WORK INSTRUCTIONS: Find each line containing the string "ntutkimukset". Copy it.
━━━━━ GIVEN RECORDS
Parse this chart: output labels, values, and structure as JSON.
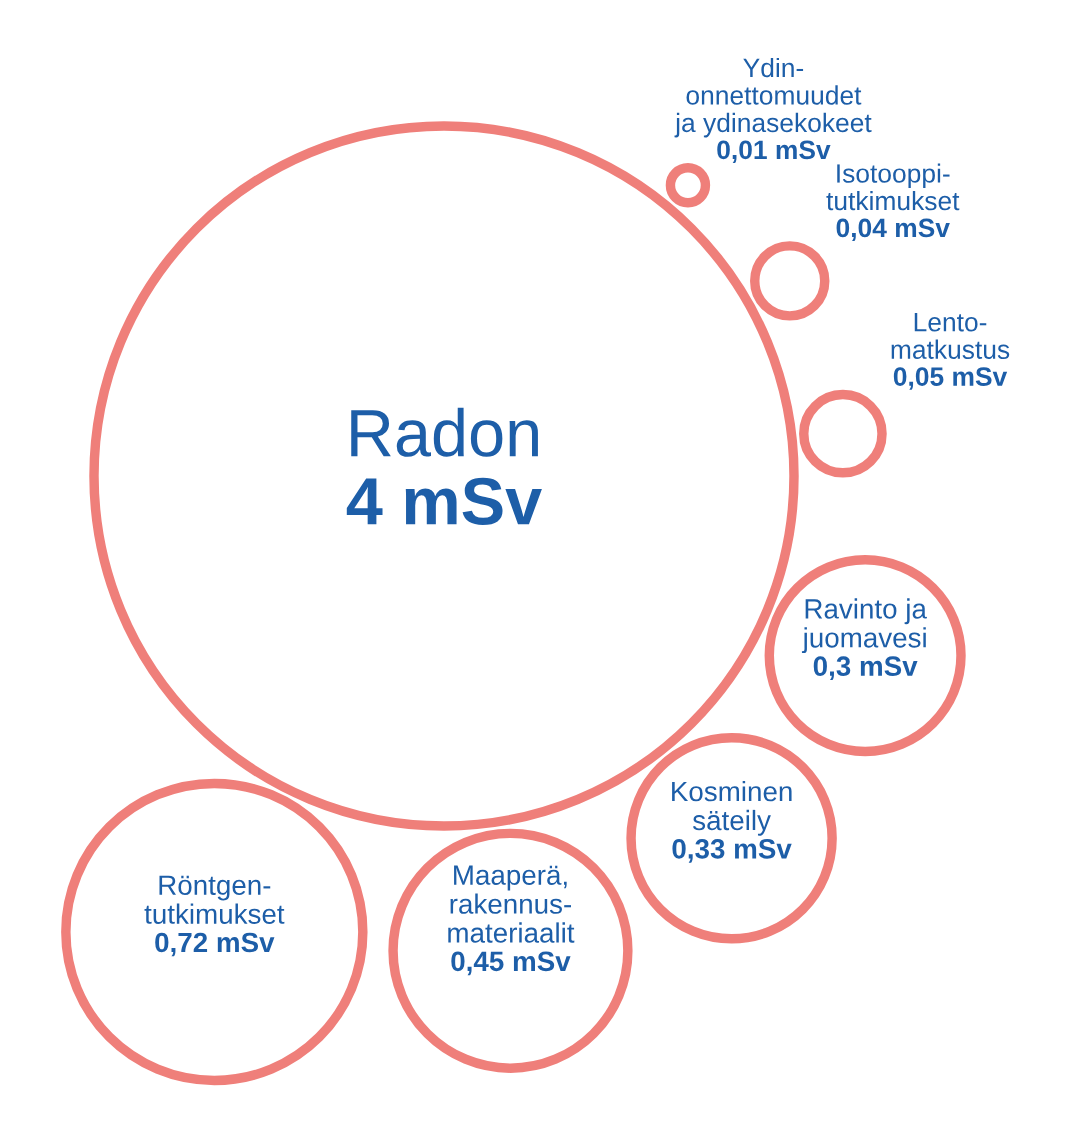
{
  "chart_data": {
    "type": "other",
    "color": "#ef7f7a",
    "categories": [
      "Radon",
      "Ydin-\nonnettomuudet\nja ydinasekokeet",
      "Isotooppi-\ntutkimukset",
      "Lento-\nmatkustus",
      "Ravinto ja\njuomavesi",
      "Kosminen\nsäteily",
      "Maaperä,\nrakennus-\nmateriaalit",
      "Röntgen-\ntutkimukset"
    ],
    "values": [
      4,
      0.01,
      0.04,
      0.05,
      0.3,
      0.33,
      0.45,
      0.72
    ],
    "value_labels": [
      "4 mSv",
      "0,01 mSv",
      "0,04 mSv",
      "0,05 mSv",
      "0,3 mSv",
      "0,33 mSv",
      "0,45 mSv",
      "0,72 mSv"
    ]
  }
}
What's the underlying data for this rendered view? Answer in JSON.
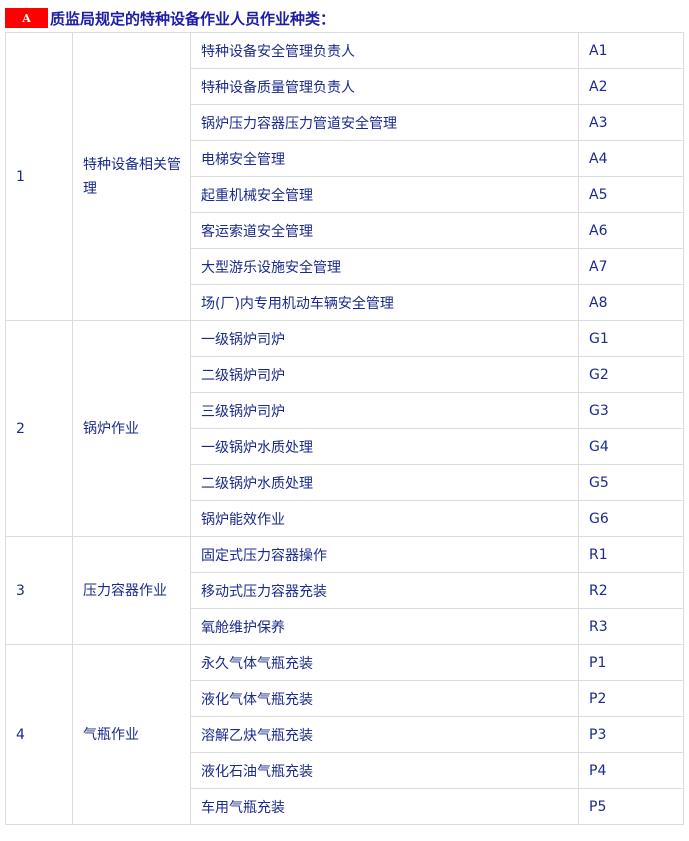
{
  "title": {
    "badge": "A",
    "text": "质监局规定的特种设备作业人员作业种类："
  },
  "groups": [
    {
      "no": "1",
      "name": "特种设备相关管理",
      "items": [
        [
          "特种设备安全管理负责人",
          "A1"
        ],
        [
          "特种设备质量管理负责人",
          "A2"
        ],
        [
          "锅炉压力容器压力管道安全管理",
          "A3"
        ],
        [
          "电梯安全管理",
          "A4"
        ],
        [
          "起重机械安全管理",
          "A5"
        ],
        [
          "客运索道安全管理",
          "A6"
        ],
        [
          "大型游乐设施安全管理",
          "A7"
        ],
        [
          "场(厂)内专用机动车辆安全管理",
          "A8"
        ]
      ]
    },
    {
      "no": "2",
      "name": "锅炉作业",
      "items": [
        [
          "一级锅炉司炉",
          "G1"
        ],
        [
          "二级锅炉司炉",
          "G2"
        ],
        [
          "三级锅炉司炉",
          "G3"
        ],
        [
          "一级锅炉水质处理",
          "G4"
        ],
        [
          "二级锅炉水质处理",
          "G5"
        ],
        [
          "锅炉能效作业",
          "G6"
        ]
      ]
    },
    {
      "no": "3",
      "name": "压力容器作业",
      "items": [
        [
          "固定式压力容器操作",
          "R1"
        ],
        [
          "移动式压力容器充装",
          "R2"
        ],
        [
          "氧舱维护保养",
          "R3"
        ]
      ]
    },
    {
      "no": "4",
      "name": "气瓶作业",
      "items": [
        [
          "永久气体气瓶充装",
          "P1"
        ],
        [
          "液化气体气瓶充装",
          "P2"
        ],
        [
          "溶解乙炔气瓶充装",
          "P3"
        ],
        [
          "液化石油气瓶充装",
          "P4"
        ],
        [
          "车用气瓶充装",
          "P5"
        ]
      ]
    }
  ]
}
━━━━━━━━━━
WORKED SOLUTION:
      "Isotooppi-\ntutkimukset",
      "Röntgen-\ntutkimukset"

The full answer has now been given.